▸ **REQUIRED TASK**: Below are some entries. Copy each line that holds the string "shaping".
• • • • •
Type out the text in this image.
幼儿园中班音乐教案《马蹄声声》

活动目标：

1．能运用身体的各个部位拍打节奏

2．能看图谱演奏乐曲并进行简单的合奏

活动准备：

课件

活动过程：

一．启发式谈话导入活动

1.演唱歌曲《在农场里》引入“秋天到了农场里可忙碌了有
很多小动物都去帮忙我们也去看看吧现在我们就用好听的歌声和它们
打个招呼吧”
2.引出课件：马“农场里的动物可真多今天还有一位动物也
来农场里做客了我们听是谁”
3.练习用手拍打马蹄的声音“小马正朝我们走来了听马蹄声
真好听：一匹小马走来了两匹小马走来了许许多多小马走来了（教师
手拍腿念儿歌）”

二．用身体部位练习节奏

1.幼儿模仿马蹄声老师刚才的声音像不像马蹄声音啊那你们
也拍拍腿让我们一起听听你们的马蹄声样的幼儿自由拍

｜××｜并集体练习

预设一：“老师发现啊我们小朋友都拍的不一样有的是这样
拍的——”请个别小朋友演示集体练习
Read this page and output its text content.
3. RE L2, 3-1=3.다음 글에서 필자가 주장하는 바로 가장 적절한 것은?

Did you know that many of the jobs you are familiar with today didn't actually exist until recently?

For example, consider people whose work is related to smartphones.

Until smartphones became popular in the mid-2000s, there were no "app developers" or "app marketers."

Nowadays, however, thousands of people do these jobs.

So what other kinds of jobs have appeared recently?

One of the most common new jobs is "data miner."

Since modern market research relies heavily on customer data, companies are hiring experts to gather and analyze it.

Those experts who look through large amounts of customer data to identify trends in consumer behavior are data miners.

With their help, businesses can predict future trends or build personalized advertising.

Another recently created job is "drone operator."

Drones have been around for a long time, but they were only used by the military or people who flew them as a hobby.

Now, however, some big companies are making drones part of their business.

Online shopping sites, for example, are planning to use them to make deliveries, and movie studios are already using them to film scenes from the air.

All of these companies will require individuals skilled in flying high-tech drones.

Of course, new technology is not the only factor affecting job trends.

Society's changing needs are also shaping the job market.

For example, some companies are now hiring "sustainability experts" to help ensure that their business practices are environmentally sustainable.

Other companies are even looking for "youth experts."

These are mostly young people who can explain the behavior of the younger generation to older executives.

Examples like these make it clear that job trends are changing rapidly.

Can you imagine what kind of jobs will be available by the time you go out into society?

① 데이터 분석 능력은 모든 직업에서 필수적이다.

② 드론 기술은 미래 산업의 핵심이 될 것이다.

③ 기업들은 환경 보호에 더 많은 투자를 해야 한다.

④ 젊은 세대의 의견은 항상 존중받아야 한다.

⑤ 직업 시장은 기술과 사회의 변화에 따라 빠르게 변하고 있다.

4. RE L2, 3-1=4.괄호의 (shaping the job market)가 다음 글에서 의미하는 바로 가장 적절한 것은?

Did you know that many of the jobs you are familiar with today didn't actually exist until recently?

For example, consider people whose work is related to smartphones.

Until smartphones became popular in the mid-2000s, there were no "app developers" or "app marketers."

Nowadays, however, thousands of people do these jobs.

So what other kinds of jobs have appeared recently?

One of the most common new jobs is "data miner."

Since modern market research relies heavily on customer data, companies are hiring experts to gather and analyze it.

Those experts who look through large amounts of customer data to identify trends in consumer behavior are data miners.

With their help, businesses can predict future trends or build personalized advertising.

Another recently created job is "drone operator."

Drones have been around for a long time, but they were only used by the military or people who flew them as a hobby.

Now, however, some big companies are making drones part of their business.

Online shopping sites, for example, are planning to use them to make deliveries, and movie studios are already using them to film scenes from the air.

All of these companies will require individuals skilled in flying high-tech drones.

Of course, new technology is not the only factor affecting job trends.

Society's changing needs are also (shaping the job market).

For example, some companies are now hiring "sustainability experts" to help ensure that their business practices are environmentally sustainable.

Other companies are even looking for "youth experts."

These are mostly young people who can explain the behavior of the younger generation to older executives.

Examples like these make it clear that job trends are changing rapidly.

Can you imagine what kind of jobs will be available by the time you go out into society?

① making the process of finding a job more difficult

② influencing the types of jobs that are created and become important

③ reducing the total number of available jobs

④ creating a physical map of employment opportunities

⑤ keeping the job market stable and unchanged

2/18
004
• • • • •
▸ **WRITTEN ANSWER**:
Society's changing needs are also shaping the job market.
4. RE L2, 3-1=4.괄호의 (shaping the job market)가 다음 글에서 의미하는 바로 가장 적절한 것은?
Society's changing needs are also (shaping the job market).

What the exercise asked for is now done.